--- Problem ---
Find the string "name" in the entries and copy each line that has it.
Start of Stored data
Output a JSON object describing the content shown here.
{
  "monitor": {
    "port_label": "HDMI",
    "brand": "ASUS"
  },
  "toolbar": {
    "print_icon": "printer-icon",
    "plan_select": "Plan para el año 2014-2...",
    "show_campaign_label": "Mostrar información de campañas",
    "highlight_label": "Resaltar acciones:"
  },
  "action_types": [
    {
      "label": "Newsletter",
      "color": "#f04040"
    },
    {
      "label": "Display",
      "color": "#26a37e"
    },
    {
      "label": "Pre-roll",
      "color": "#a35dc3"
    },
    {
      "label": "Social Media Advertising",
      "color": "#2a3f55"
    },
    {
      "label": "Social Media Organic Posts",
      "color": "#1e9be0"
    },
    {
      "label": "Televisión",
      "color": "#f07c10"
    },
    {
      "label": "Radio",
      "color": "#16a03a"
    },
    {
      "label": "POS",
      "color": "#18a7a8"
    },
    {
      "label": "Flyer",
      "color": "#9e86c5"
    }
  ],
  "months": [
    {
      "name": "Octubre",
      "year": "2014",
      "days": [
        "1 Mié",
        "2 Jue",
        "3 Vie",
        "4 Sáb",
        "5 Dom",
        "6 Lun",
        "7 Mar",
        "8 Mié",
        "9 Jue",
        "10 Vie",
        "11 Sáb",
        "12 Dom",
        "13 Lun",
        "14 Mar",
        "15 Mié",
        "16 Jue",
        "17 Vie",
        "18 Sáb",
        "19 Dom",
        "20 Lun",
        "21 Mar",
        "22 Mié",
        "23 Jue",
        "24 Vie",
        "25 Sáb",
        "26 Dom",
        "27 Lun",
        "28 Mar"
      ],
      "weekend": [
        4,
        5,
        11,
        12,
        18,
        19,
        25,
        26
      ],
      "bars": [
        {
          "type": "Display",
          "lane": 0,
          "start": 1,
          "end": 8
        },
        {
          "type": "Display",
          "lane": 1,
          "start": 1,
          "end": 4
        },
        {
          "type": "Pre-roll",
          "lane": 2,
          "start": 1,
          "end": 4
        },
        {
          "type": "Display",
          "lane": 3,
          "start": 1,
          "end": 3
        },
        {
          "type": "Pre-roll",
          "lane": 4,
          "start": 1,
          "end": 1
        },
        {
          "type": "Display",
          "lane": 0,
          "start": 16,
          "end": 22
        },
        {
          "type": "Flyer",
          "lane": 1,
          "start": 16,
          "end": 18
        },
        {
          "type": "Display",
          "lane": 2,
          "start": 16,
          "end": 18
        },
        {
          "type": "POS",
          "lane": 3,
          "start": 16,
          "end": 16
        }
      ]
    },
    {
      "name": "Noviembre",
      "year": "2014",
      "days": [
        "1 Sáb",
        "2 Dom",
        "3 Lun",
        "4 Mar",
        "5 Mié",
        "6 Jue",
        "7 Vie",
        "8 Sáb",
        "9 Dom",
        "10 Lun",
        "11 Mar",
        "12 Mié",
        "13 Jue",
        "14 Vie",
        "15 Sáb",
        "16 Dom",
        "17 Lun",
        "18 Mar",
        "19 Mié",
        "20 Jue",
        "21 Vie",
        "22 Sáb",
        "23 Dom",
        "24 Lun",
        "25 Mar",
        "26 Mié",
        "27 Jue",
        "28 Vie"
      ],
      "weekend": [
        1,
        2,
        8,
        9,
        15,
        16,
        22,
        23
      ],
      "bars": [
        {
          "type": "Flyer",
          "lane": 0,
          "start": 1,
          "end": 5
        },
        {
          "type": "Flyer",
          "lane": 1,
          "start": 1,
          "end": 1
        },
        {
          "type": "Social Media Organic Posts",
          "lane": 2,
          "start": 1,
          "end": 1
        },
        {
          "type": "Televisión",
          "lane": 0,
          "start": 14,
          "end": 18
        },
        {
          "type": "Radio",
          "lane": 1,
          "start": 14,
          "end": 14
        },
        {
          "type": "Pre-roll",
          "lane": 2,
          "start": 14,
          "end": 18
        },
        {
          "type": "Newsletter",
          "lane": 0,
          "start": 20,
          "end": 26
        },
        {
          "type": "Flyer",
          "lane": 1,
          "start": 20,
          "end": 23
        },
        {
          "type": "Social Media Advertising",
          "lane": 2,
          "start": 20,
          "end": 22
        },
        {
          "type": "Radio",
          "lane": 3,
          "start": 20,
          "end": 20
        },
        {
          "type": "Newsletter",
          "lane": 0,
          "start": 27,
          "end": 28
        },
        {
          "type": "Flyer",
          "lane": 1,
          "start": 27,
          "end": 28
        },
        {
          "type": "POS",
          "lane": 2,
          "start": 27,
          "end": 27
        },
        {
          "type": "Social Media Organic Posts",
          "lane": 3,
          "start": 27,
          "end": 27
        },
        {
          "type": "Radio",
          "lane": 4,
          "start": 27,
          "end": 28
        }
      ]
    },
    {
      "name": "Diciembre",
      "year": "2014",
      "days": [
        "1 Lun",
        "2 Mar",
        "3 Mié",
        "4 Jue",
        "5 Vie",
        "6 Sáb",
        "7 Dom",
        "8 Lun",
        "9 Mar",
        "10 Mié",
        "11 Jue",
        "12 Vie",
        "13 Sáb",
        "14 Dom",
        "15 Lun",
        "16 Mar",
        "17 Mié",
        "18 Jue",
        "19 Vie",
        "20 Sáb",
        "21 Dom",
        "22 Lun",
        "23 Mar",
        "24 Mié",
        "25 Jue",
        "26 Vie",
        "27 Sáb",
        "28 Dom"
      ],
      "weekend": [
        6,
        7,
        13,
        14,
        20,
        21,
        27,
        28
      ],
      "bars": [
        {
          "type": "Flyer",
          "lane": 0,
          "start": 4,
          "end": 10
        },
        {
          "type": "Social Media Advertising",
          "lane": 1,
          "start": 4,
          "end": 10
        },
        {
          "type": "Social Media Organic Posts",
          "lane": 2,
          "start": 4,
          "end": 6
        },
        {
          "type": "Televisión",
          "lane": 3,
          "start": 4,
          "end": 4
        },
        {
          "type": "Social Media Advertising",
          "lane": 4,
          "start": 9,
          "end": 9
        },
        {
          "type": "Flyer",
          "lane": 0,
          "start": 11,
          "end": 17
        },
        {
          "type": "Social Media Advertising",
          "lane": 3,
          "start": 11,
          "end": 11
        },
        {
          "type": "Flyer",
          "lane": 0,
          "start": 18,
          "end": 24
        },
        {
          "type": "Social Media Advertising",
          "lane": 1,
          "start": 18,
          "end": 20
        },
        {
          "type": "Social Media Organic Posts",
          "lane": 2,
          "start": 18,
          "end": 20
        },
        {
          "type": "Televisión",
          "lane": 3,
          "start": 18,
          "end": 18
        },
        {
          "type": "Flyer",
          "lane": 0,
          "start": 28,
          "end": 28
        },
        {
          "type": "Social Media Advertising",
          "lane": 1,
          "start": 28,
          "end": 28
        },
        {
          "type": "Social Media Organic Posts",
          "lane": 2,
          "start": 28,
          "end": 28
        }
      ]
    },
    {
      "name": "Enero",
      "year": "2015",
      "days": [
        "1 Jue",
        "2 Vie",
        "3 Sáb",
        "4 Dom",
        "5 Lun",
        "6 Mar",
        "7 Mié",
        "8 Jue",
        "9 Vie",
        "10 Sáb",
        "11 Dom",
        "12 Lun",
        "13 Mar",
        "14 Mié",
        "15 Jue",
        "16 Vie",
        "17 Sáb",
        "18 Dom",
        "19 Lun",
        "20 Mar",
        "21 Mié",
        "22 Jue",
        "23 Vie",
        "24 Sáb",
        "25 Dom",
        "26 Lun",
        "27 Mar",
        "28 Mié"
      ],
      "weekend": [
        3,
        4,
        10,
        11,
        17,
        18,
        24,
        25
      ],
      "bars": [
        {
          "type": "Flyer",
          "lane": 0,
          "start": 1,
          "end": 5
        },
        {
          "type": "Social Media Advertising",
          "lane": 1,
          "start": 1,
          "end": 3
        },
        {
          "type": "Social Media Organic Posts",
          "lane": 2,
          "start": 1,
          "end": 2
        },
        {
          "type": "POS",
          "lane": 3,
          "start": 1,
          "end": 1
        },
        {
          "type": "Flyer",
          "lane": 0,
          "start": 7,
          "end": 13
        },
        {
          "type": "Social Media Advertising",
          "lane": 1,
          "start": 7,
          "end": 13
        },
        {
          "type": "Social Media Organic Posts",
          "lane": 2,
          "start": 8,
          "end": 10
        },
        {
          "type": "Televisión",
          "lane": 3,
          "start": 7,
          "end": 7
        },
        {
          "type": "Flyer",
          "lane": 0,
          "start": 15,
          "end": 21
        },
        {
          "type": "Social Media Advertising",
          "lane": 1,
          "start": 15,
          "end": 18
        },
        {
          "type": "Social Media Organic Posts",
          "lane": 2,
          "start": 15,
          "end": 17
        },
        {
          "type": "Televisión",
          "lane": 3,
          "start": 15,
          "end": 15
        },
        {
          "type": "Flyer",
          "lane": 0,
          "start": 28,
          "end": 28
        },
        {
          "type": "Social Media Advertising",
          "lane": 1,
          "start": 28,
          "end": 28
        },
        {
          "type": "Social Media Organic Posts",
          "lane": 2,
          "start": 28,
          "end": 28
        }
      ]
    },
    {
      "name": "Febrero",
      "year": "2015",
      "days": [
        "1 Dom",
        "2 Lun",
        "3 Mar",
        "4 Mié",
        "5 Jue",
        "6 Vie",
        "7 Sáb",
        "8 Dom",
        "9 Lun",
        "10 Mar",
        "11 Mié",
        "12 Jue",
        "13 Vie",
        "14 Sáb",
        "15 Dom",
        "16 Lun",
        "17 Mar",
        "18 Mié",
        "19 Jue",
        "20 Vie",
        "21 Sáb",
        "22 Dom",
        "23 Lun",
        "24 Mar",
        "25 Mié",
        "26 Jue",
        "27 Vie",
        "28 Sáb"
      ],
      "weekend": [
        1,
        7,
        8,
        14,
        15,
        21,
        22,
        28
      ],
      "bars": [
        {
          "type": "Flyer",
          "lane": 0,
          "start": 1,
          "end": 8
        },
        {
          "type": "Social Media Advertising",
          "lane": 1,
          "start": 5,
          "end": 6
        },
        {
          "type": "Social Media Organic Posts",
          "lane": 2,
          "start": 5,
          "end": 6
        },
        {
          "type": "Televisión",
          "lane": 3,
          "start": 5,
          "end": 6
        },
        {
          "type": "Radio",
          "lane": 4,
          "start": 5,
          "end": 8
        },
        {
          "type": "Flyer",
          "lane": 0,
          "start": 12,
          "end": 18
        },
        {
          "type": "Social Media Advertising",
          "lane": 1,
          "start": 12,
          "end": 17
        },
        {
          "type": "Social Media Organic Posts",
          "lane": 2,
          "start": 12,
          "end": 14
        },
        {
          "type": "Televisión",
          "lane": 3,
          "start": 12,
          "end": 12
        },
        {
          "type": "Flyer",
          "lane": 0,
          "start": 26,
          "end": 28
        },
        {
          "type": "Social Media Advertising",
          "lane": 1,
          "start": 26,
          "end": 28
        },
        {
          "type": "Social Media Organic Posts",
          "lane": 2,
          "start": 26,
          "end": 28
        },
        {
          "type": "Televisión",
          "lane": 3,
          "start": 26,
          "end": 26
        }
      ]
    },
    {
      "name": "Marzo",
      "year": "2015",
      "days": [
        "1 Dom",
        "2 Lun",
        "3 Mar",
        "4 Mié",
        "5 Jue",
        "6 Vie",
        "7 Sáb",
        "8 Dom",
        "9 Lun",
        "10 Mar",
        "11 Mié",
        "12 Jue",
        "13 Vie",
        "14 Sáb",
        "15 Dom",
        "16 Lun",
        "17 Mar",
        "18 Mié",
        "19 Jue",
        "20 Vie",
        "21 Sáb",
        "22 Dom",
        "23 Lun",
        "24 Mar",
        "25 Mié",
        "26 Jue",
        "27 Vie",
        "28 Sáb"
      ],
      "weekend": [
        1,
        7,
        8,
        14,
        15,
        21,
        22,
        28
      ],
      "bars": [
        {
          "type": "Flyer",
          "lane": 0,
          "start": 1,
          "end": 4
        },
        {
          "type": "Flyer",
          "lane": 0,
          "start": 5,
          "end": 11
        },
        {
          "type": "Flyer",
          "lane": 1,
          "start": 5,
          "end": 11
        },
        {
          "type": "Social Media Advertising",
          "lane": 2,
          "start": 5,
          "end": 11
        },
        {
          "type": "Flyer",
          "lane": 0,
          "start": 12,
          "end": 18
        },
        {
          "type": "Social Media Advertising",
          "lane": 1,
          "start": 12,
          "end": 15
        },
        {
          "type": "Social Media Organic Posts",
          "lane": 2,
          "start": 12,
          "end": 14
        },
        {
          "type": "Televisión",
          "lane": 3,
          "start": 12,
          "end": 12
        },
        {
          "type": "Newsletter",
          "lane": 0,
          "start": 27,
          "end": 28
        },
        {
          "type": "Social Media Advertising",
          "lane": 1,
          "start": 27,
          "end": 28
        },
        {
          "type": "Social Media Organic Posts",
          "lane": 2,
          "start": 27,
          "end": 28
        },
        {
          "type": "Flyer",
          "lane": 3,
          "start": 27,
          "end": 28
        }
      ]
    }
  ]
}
End of Stored data
--- Answer in full ---
      "name": "Octubre",
      "name": "Noviembre",
      "name": "Diciembre",
      "name": "Enero",
      "name": "Febrero",
      "name": "Marzo",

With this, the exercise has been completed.